[Saved entries]
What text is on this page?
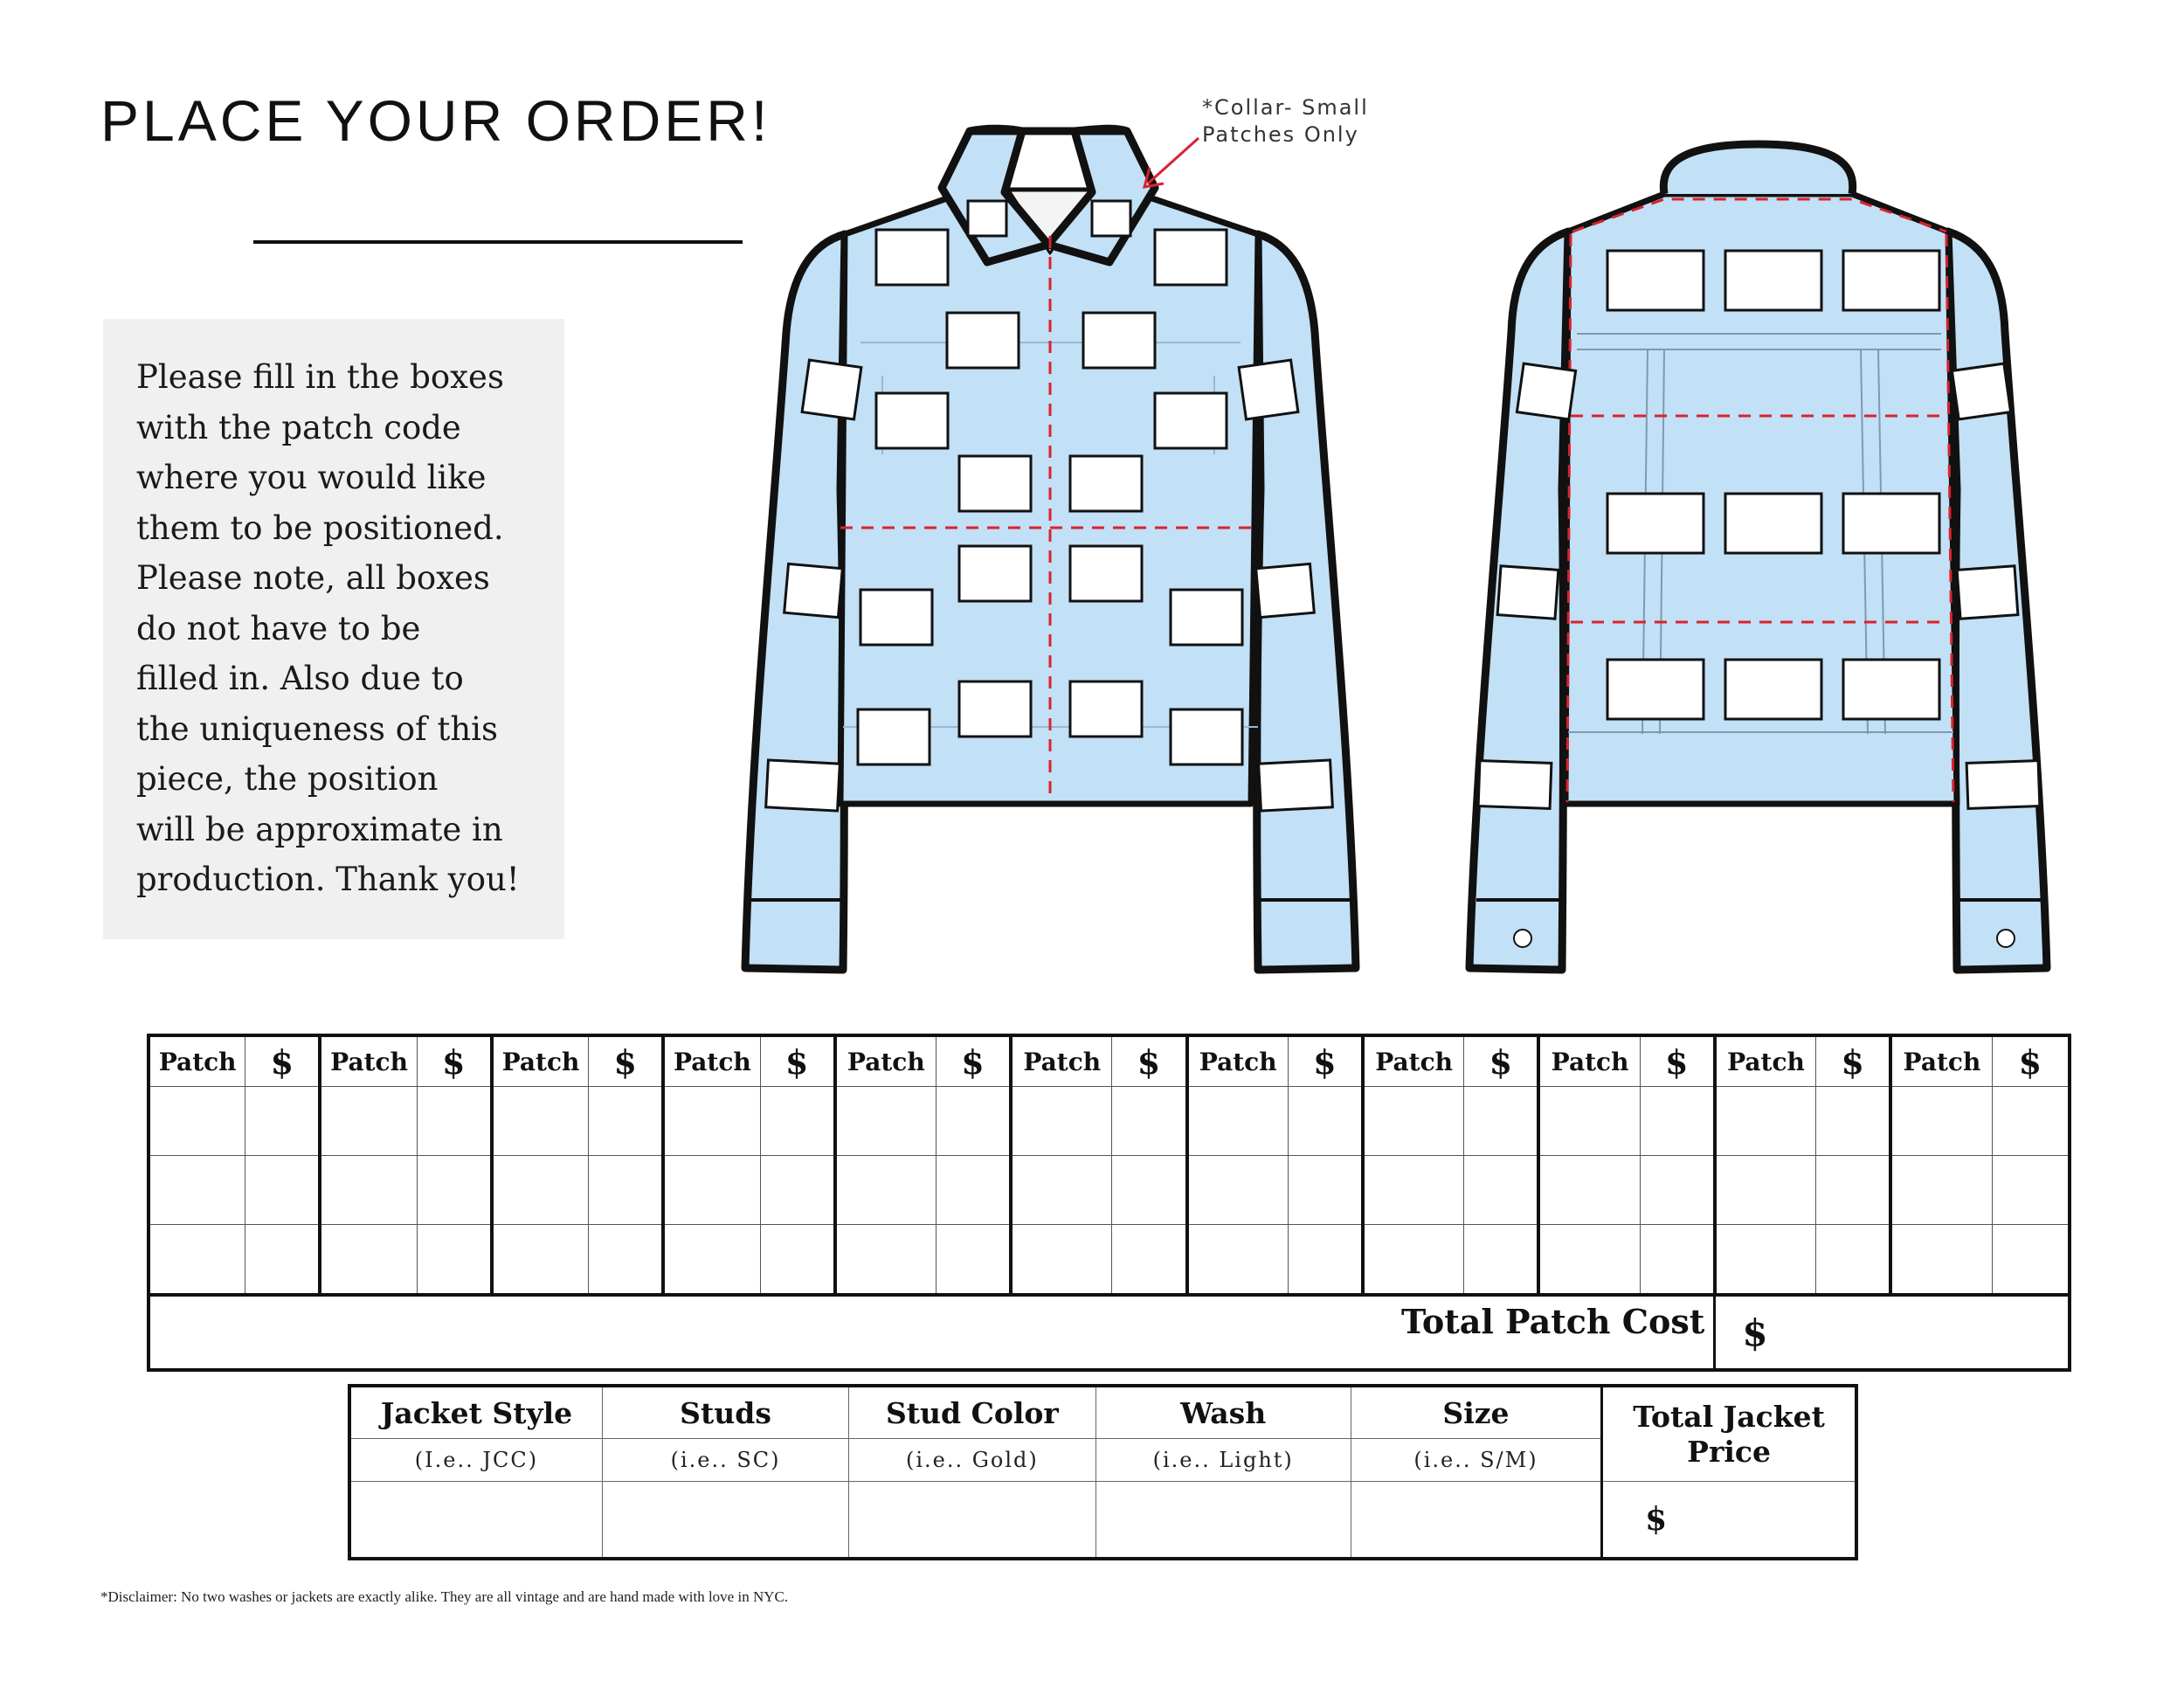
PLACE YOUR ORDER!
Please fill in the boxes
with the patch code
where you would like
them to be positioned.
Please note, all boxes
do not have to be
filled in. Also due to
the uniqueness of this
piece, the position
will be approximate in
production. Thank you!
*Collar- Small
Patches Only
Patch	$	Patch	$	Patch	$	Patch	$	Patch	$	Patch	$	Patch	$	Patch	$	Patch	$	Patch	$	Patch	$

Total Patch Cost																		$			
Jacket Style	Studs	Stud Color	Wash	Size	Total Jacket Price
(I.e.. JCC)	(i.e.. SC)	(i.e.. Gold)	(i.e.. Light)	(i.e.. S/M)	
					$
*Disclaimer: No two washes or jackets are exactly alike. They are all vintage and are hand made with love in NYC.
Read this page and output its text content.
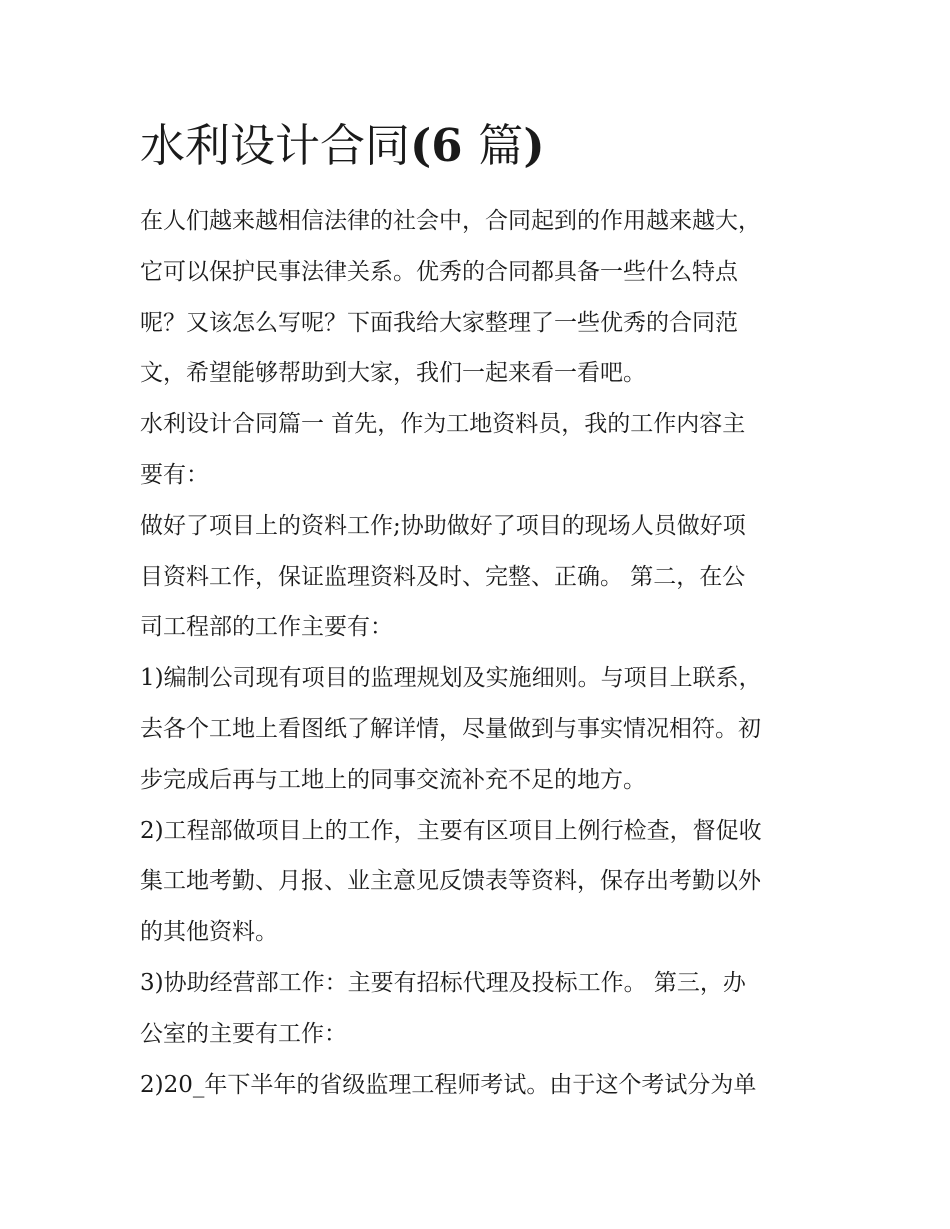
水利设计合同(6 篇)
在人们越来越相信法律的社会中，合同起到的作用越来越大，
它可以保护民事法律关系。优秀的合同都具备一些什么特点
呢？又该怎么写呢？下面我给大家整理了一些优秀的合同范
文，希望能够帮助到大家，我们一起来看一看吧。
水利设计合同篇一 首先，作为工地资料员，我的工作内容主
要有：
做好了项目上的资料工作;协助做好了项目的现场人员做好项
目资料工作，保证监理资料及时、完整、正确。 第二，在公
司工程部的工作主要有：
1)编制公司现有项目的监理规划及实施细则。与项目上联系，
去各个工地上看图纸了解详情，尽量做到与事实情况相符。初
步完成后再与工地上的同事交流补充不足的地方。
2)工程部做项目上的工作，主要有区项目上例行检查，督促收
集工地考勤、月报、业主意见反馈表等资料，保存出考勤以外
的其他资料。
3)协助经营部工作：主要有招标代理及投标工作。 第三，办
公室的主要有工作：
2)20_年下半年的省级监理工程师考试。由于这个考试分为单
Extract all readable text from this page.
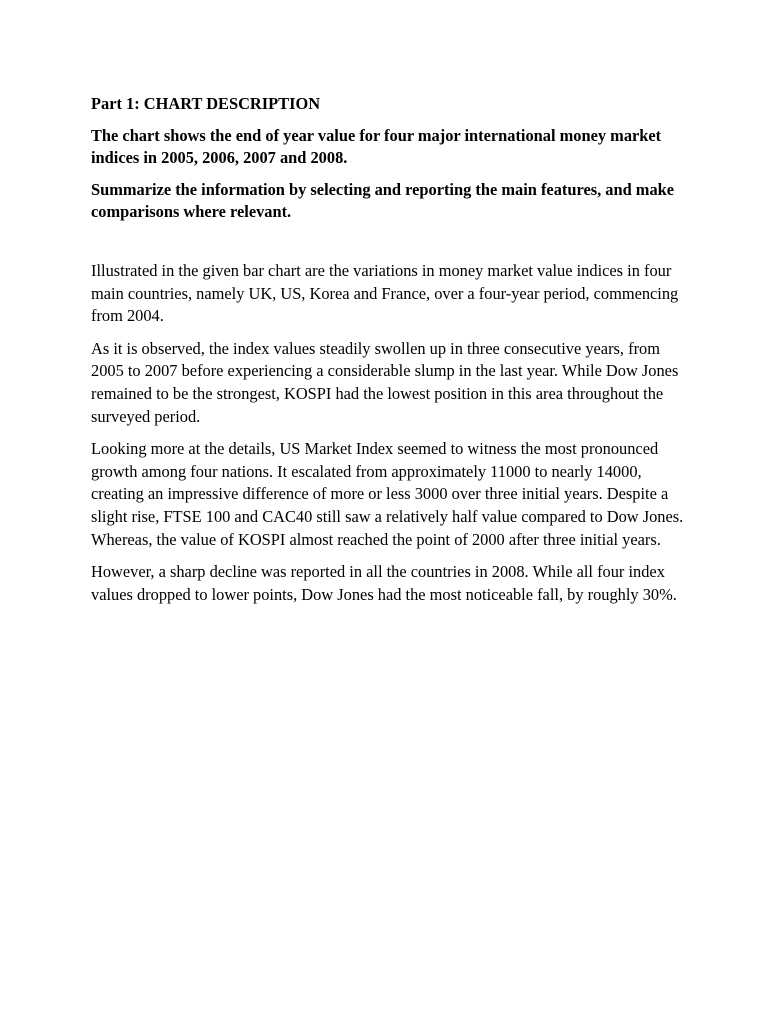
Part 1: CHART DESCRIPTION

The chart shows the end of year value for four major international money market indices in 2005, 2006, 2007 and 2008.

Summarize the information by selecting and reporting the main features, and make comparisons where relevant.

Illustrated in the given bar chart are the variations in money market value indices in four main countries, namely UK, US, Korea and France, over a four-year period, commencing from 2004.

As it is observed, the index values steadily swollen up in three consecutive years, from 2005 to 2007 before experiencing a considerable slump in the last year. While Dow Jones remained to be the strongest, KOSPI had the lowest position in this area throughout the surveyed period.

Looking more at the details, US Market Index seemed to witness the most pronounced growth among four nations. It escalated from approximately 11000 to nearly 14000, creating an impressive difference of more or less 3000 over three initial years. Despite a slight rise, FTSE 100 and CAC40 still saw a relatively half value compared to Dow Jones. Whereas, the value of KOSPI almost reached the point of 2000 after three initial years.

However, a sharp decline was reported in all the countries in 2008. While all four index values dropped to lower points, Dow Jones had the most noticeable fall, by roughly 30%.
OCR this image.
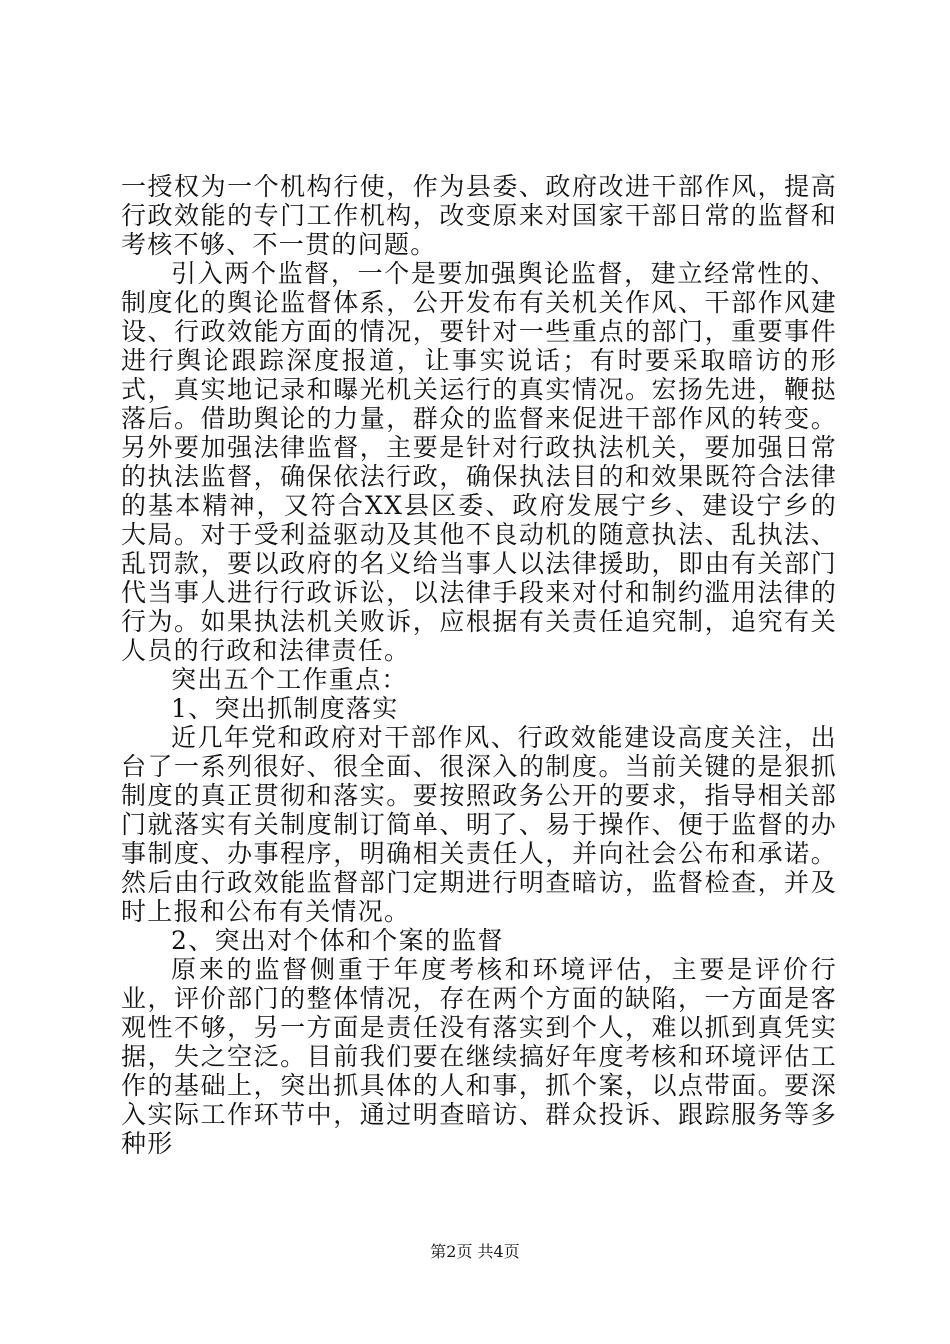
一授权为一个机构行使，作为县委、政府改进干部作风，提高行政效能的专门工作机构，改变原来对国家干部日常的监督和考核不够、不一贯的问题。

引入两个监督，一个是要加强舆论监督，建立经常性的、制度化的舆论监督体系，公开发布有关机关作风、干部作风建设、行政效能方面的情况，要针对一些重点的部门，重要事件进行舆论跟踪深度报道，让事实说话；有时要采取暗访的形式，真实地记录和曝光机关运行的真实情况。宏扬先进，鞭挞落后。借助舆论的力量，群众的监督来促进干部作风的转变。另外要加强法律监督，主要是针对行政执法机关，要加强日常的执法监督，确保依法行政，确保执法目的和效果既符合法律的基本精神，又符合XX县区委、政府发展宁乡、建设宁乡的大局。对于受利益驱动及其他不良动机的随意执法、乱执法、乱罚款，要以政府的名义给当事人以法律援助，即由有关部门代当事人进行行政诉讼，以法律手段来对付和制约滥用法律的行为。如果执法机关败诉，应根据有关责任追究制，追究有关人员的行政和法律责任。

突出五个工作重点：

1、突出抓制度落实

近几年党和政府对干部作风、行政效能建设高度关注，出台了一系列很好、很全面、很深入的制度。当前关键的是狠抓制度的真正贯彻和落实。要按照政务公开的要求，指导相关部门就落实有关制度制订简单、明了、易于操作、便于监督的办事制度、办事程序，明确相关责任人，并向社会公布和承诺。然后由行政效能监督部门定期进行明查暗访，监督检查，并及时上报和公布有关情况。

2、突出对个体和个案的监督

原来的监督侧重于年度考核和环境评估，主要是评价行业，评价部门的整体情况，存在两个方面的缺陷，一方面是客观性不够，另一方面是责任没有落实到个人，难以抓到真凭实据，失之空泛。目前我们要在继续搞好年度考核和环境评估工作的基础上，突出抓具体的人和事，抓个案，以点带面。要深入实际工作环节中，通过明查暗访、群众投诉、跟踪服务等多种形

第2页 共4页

Exercise task —
The entries above are to be returned exactly, without their pictures.

Response to the exercise —
What text is on this page?
PLACE YOUR ORDER!
Please fill in the boxes
with the patch code
where you would like
them to be positioned.
Please note, all boxes
do not have to be
filled in. Also due to
the uniqueness of this
piece, the position
will be approximate in
production. Thank you!
*Collar- Small
Patches Only
Patch	$	Patch	$	Patch	$	Patch	$	Patch	$	Patch	$	Patch	$	Patch	$	Patch	$	Patch	$	Patch	$

Total Patch Cost																		$			
Jacket Style	Studs	Stud Color	Wash	Size	Total Jacket Price
(I.e.. JCC)	(i.e.. SC)	(i.e.. Gold)	(i.e.. Light)	(i.e.. S/M)	
					$
*Disclaimer: No two washes or jackets are exactly alike. They are all vintage and are hand made with love in NYC.
Read this page and output its text content.
水利设计合同(6 篇)
在人们越来越相信法律的社会中，合同起到的作用越来越大，
它可以保护民事法律关系。优秀的合同都具备一些什么特点
呢？又该怎么写呢？下面我给大家整理了一些优秀的合同范
文，希望能够帮助到大家，我们一起来看一看吧。
水利设计合同篇一 首先，作为工地资料员，我的工作内容主
要有：
做好了项目上的资料工作;协助做好了项目的现场人员做好项
目资料工作，保证监理资料及时、完整、正确。 第二，在公
司工程部的工作主要有：
1)编制公司现有项目的监理规划及实施细则。与项目上联系，
去各个工地上看图纸了解详情，尽量做到与事实情况相符。初
步完成后再与工地上的同事交流补充不足的地方。
2)工程部做项目上的工作，主要有区项目上例行检查，督促收
集工地考勤、月报、业主意见反馈表等资料，保存出考勤以外
的其他资料。
3)协助经营部工作：主要有招标代理及投标工作。 第三，办
公室的主要有工作：
2)20_年下半年的省级监理工程师考试。由于这个考试分为单
Extract all readable text from this page.
Part 1: CHART DESCRIPTION

The chart shows the end of year value for four major international money market indices in 2005, 2006, 2007 and 2008.

Summarize the information by selecting and reporting the main features, and make comparisons where relevant.

Illustrated in the given bar chart are the variations in money market value indices in four main countries, namely UK, US, Korea and France, over a four-year period, commencing from 2004.

As it is observed, the index values steadily swollen up in three consecutive years, from 2005 to 2007 before experiencing a considerable slump in the last year. While Dow Jones remained to be the strongest, KOSPI had the lowest position in this area throughout the surveyed period.

Looking more at the details, US Market Index seemed to witness the most pronounced growth among four nations. It escalated from approximately 11000 to nearly 14000, creating an impressive difference of more or less 3000 over three initial years. Despite a slight rise, FTSE 100 and CAC40 still saw a relatively half value compared to Dow Jones. Whereas, the value of KOSPI almost reached the point of 2000 after three initial years.

However, a sharp decline was reported in all the countries in 2008. While all four index values dropped to lower points, Dow Jones had the most noticeable fall, by roughly 30%.
OCR this image.
一授权为一个机构行使，作为县委、政府改进干部作风，提高行政效能的专门工作机构，改变原来对国家干部日常的监督和考核不够、不一贯的问题。

引入两个监督，一个是要加强舆论监督，建立经常性的、制度化的舆论监督体系，公开发布有关机关作风、干部作风建设、行政效能方面的情况，要针对一些重点的部门，重要事件进行舆论跟踪深度报道，让事实说话；有时要采取暗访的形式，真实地记录和曝光机关运行的真实情况。宏扬先进，鞭挞落后。借助舆论的力量，群众的监督来促进干部作风的转变。另外要加强法律监督，主要是针对行政执法机关，要加强日常的执法监督，确保依法行政，确保执法目的和效果既符合法律的基本精神，又符合XX县区委、政府发展宁乡、建设宁乡的大局。对于受利益驱动及其他不良动机的随意执法、乱执法、乱罚款，要以政府的名义给当事人以法律援助，即由有关部门代当事人进行行政诉讼，以法律手段来对付和制约滥用法律的行为。如果执法机关败诉，应根据有关责任追究制，追究有关人员的行政和法律责任。

突出五个工作重点：

1、突出抓制度落实

近几年党和政府对干部作风、行政效能建设高度关注，出台了一系列很好、很全面、很深入的制度。当前关键的是狠抓制度的真正贯彻和落实。要按照政务公开的要求，指导相关部门就落实有关制度制订简单、明了、易于操作、便于监督的办事制度、办事程序，明确相关责任人，并向社会公布和承诺。然后由行政效能监督部门定期进行明查暗访，监督检查，并及时上报和公布有关情况。

2、突出对个体和个案的监督

原来的监督侧重于年度考核和环境评估，主要是评价行业，评价部门的整体情况，存在两个方面的缺陷，一方面是客观性不够，另一方面是责任没有落实到个人，难以抓到真凭实据，失之空泛。目前我们要在继续搞好年度考核和环境评估工作的基础上，突出抓具体的人和事，抓个案，以点带面。要深入实际工作环节中，通过明查暗访、群众投诉、跟踪服务等多种形

第2页 共4页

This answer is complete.